» DATA FOR THIS EXERCISE
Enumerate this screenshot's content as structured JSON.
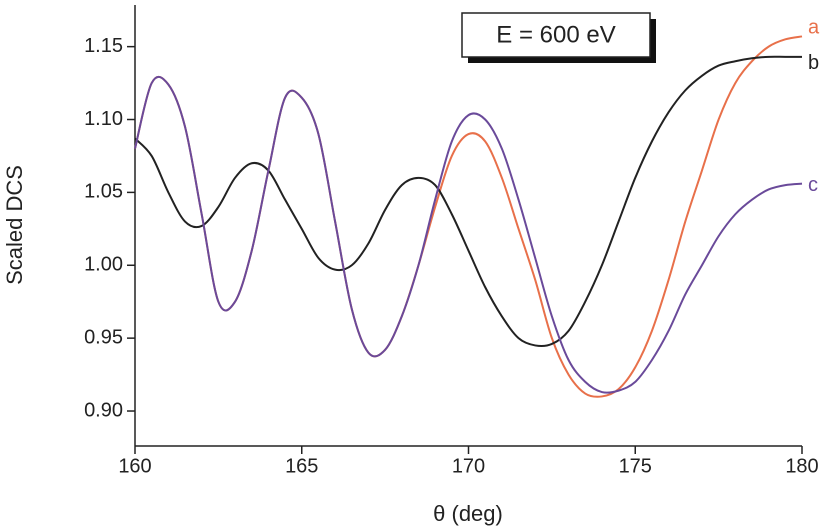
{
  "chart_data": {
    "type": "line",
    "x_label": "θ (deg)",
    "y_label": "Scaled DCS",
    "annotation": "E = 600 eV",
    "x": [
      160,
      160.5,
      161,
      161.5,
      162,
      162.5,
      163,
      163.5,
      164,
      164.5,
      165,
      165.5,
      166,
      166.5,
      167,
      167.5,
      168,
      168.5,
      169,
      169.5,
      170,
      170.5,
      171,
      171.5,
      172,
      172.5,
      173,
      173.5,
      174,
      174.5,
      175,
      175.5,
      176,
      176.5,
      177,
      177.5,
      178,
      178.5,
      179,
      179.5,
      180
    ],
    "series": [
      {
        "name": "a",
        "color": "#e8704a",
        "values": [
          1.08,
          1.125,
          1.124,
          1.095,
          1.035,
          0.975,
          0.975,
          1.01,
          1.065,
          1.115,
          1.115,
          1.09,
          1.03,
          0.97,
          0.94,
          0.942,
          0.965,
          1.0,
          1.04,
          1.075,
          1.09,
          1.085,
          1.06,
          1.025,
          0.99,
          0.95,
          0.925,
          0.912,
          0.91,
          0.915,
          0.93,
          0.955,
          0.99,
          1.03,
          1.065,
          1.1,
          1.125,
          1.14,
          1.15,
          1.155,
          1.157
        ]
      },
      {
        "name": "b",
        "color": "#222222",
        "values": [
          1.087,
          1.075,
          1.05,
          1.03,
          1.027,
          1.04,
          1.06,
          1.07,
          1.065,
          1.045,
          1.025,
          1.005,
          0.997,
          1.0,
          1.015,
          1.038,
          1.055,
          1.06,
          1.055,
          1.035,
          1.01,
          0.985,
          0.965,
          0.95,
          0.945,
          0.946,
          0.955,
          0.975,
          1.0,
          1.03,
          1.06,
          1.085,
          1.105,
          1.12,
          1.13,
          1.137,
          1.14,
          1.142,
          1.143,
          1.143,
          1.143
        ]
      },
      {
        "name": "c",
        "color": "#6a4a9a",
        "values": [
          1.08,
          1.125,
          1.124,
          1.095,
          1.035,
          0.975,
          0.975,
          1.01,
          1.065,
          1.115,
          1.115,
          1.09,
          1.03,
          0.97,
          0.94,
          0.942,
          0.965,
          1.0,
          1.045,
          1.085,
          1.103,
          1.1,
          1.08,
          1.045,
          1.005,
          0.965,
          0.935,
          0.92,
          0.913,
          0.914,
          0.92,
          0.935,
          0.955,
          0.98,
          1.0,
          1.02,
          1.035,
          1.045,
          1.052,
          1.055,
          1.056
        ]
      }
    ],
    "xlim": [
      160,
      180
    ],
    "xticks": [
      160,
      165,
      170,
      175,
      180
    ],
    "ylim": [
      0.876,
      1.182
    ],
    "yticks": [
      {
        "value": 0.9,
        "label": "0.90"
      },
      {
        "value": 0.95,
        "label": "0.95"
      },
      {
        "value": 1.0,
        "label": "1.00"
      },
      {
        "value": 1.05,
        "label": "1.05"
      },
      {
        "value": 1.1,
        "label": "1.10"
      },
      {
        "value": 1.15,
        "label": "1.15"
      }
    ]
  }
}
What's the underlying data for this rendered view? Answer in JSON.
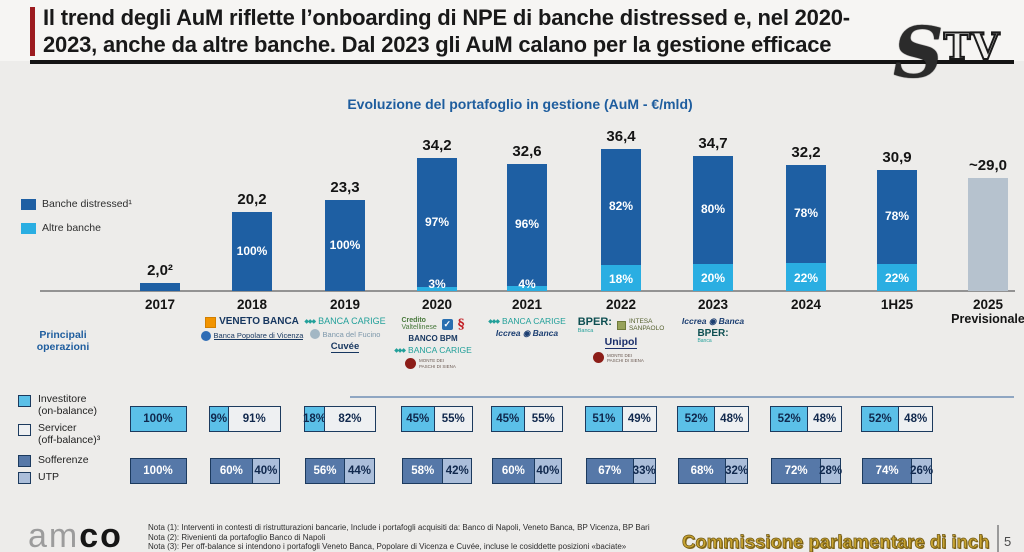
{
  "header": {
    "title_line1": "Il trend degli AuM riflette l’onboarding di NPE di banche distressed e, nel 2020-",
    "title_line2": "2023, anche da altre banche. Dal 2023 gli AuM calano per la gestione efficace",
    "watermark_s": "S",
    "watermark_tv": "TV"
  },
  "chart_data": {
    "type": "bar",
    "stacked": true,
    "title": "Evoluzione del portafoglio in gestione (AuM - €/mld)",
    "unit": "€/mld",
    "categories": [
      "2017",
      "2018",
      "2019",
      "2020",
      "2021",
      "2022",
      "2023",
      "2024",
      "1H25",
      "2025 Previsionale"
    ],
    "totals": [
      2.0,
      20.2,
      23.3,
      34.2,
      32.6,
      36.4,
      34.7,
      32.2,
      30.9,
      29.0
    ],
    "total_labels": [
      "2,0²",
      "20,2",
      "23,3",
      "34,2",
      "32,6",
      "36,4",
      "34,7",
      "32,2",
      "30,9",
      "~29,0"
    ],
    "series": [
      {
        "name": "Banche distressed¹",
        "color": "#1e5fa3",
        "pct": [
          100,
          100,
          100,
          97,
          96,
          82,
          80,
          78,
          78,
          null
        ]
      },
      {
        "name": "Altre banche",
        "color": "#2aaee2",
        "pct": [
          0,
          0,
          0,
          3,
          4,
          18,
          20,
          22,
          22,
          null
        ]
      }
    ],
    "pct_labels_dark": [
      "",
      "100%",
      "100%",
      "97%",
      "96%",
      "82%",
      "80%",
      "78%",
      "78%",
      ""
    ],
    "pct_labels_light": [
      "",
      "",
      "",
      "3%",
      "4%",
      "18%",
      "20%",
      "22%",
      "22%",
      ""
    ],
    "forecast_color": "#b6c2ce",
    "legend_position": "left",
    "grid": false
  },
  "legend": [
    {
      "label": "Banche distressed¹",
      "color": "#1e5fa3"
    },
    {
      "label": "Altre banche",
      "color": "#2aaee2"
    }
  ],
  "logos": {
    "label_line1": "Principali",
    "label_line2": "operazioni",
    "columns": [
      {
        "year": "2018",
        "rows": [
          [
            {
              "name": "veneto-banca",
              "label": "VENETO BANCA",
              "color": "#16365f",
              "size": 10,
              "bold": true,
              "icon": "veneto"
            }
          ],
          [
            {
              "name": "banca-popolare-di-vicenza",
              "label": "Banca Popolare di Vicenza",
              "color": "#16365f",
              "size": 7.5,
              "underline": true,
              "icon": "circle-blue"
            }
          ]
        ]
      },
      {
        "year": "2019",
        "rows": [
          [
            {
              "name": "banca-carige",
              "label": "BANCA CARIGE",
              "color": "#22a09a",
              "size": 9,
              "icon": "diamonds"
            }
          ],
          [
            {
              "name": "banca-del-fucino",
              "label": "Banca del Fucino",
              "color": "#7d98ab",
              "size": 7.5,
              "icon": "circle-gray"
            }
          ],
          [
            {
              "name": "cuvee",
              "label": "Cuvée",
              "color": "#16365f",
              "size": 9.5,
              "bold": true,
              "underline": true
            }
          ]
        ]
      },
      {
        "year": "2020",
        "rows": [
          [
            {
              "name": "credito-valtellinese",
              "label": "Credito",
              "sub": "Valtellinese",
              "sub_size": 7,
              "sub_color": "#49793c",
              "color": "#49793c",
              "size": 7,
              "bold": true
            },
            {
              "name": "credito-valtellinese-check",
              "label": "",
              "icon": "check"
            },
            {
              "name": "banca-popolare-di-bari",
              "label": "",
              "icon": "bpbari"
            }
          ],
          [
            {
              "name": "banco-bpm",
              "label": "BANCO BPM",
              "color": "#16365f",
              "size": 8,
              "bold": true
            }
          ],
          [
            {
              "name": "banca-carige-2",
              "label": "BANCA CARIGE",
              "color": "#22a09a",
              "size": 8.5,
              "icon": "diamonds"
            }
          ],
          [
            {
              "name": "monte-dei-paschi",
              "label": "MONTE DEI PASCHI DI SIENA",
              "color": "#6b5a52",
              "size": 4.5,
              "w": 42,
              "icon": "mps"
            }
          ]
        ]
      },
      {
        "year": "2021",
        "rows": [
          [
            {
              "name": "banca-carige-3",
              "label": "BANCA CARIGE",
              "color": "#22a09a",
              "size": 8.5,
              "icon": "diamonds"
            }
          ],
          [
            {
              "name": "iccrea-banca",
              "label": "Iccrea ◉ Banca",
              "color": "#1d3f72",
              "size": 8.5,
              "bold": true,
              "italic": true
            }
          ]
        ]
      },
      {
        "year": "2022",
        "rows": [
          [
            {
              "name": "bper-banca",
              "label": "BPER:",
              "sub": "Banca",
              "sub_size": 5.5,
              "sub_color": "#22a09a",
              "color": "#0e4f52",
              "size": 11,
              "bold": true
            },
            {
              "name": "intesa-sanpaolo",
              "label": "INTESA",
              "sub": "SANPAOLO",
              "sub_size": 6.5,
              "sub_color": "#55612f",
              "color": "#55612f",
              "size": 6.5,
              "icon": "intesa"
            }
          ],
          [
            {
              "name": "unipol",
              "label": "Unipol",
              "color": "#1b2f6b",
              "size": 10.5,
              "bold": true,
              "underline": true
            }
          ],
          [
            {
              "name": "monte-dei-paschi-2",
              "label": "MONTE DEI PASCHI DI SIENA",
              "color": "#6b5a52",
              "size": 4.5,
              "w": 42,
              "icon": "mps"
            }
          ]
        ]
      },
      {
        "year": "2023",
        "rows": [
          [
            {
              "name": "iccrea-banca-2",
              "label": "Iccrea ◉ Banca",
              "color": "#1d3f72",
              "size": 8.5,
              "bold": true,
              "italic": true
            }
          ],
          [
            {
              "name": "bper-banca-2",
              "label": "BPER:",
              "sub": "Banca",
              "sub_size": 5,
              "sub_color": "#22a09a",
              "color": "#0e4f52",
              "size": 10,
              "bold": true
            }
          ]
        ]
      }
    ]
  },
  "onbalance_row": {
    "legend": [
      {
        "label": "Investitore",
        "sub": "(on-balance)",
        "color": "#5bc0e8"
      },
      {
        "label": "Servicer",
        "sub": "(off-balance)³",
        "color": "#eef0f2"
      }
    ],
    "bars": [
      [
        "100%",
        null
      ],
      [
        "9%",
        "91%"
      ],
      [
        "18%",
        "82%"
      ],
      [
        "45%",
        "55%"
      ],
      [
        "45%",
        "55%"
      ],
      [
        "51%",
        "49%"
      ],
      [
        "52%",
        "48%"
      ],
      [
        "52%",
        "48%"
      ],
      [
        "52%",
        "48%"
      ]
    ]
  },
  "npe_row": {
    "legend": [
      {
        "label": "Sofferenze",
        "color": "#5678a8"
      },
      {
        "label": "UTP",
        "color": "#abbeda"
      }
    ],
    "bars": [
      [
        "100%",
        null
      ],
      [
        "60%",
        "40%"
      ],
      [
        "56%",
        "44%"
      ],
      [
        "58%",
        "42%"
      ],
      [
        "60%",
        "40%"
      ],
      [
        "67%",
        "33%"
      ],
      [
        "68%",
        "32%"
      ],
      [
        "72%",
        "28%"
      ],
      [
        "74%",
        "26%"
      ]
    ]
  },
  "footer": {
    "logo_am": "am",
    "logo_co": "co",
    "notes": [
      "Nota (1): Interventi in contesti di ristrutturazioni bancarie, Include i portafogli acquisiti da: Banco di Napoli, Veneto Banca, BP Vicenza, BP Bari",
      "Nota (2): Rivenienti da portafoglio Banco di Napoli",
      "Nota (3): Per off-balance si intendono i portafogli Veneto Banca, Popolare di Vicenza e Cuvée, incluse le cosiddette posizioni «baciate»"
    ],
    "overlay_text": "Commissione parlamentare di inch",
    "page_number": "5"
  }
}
--
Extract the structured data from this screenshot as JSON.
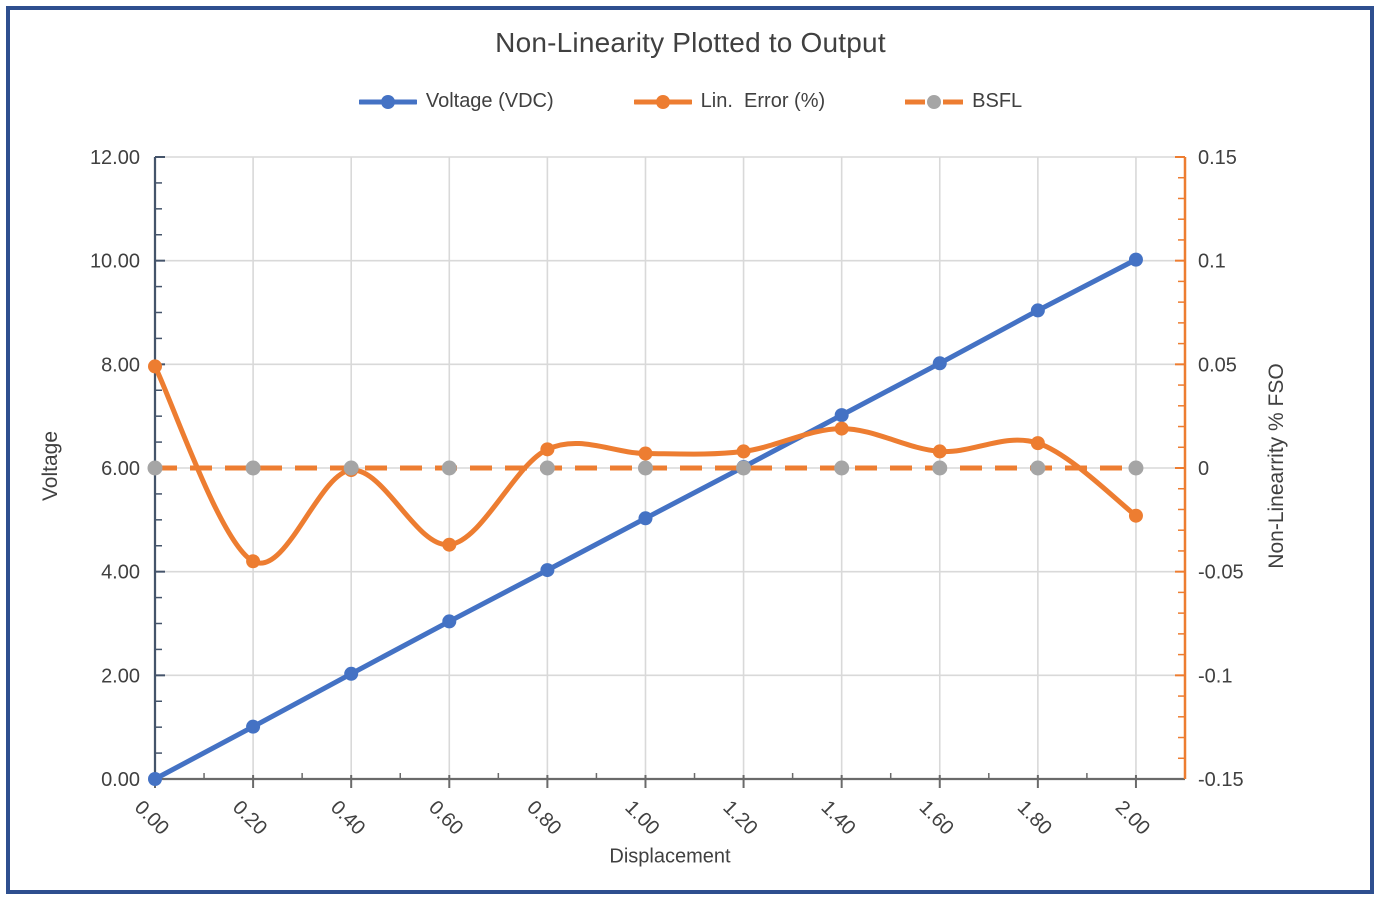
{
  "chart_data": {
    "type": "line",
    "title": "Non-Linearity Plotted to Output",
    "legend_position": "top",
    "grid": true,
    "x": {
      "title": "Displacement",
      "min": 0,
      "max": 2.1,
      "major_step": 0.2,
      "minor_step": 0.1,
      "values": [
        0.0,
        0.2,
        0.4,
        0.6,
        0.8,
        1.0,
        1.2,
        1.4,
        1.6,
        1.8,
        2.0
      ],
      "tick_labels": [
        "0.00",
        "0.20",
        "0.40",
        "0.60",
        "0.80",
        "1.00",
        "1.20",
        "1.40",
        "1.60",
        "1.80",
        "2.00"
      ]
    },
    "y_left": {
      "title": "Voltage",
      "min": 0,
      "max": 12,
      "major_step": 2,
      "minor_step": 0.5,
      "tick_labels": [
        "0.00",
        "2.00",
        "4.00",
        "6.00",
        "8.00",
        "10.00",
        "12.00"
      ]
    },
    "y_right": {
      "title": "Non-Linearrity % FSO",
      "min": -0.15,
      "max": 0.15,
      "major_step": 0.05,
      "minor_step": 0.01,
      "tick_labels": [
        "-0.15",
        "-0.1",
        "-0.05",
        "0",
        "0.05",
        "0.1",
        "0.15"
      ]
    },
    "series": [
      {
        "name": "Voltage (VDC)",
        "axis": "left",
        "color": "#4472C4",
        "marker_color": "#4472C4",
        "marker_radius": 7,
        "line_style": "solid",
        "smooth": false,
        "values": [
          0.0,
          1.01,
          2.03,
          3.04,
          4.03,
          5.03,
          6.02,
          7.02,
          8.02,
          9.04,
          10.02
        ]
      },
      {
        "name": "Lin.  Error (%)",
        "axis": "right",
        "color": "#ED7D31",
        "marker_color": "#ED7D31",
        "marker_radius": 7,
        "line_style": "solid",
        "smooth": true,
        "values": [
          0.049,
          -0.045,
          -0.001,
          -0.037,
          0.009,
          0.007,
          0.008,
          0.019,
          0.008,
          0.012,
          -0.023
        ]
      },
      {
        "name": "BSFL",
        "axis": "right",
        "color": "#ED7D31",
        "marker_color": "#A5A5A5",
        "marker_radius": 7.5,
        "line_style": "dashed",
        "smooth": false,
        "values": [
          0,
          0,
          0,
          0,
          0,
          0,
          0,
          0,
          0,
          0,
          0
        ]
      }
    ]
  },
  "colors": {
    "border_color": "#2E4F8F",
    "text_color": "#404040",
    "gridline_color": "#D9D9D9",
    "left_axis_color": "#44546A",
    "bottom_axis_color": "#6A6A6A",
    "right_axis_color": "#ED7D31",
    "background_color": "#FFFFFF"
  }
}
--
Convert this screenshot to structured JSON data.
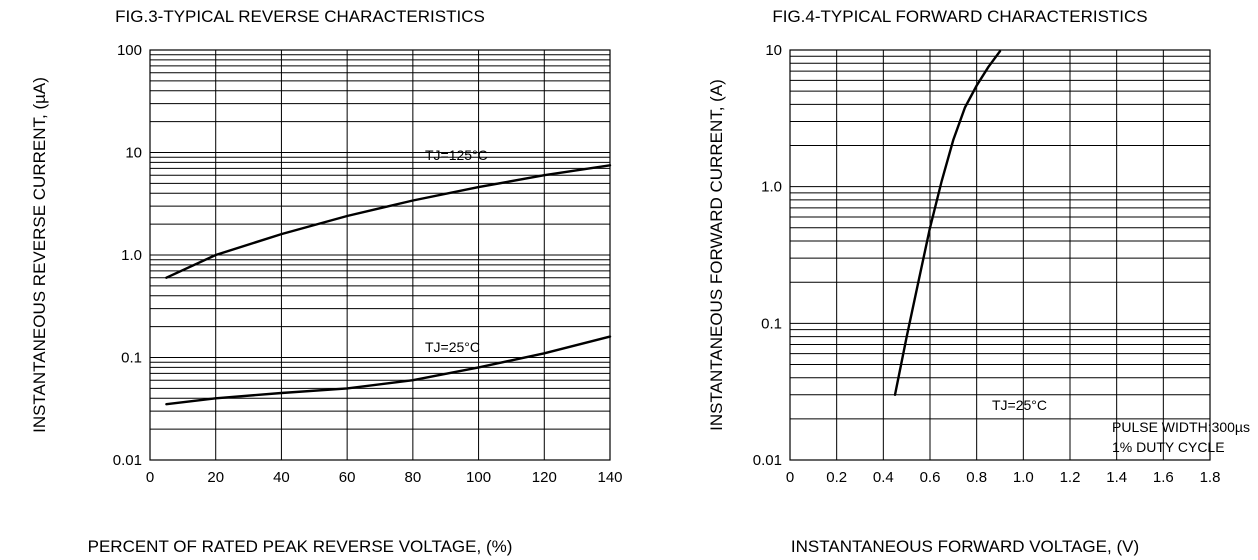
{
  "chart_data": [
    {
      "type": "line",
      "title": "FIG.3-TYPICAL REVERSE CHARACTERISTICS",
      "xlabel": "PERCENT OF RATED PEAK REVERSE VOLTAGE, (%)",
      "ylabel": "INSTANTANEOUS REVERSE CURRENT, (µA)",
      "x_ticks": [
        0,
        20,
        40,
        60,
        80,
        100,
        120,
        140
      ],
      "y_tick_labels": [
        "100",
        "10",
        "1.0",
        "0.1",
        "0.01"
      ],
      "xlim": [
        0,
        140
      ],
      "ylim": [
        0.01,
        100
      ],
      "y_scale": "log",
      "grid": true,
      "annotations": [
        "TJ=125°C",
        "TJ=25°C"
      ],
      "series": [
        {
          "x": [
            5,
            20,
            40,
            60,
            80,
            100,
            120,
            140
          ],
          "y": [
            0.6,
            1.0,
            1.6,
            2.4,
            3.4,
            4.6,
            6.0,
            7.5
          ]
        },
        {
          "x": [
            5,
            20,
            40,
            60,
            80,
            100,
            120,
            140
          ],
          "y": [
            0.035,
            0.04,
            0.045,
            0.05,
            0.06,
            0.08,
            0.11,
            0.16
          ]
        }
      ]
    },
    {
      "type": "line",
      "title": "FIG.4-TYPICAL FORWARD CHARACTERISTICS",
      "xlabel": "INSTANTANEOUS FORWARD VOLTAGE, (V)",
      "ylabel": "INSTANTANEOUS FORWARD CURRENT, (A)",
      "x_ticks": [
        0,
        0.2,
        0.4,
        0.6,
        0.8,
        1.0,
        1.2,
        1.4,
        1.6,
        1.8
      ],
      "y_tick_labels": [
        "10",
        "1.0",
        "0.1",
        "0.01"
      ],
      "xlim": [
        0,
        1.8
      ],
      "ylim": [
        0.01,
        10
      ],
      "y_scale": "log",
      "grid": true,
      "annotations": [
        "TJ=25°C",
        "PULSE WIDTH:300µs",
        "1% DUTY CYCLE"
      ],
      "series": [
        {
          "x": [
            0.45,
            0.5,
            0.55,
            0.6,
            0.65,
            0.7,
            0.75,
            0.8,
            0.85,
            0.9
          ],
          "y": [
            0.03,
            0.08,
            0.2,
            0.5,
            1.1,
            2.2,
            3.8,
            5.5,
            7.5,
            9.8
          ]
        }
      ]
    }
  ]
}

» WHAT IS BEING ASKED
From the material above, copy each line that includes the word "Cuvée".

» THE COMPLETED TASK
              "label": "Cuvée",
      "Nota (3): Per off-balance si intendono i portafogli Veneto Banca, Popolare di Vicenza e Cuvée, incluse le cosiddette posizioni «baciate»"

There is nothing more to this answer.